• _TASK PROMPT_: Which lines in the records below mention the word "Connect"? Copy each one out.

Data about app and page elements:
== Segment start ==

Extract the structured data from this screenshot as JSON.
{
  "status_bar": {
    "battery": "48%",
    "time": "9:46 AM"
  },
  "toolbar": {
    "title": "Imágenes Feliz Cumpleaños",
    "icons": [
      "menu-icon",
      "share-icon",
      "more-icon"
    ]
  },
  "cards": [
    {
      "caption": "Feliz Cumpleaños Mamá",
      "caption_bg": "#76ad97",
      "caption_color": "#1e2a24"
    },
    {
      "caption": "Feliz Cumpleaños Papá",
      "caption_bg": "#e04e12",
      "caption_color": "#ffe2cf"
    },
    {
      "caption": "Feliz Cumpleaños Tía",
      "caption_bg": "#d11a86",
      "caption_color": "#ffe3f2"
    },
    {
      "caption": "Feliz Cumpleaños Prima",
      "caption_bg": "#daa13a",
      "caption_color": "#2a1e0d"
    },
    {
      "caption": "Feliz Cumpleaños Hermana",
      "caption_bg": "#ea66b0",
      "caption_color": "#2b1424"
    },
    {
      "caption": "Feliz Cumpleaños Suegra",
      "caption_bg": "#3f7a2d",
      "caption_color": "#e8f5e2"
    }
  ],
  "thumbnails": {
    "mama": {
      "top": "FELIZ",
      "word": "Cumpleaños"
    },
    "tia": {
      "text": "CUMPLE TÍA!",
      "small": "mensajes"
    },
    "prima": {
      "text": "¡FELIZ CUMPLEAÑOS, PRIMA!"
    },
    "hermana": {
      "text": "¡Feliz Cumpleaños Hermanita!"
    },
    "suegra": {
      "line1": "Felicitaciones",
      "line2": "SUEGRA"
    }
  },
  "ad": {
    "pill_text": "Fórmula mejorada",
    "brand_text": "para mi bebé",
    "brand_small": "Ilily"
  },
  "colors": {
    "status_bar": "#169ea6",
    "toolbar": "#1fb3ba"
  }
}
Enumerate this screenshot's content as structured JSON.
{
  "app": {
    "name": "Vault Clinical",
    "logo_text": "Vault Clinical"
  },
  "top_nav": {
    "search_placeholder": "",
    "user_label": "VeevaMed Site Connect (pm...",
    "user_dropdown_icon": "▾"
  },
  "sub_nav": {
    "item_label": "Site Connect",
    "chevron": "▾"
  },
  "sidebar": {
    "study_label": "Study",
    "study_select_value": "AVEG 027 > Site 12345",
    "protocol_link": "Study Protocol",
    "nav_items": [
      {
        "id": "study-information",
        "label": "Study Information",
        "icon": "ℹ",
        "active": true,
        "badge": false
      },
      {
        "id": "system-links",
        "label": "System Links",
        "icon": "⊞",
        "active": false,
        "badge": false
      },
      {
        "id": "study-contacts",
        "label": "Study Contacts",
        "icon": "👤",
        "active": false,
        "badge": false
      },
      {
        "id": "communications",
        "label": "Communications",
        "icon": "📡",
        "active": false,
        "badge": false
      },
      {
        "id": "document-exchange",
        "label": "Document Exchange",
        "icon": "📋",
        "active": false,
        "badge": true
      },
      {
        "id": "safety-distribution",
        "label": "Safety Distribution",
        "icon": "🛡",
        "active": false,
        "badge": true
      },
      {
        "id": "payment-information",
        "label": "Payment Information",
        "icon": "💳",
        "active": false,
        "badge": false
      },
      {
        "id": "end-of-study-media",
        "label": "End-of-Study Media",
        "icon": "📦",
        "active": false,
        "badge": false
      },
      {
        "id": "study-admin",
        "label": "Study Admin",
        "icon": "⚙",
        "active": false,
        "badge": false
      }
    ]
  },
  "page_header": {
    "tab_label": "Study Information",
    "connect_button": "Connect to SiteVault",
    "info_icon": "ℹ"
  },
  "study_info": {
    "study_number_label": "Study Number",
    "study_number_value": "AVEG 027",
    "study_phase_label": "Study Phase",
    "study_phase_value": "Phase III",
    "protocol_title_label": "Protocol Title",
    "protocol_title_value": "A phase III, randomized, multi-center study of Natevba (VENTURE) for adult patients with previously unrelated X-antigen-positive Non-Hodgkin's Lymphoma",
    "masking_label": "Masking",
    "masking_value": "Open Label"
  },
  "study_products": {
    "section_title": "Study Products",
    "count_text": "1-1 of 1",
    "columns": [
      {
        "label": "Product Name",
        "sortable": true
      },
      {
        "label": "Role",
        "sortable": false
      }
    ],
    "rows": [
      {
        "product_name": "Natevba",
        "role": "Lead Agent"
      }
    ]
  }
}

== Segment end ==

• _RESPONSE BOX_:
    "user_label": "VeevaMed Site Connect (pm...",
    "item_label": "Site Connect",
    "connect_button": "Connect to SiteVault",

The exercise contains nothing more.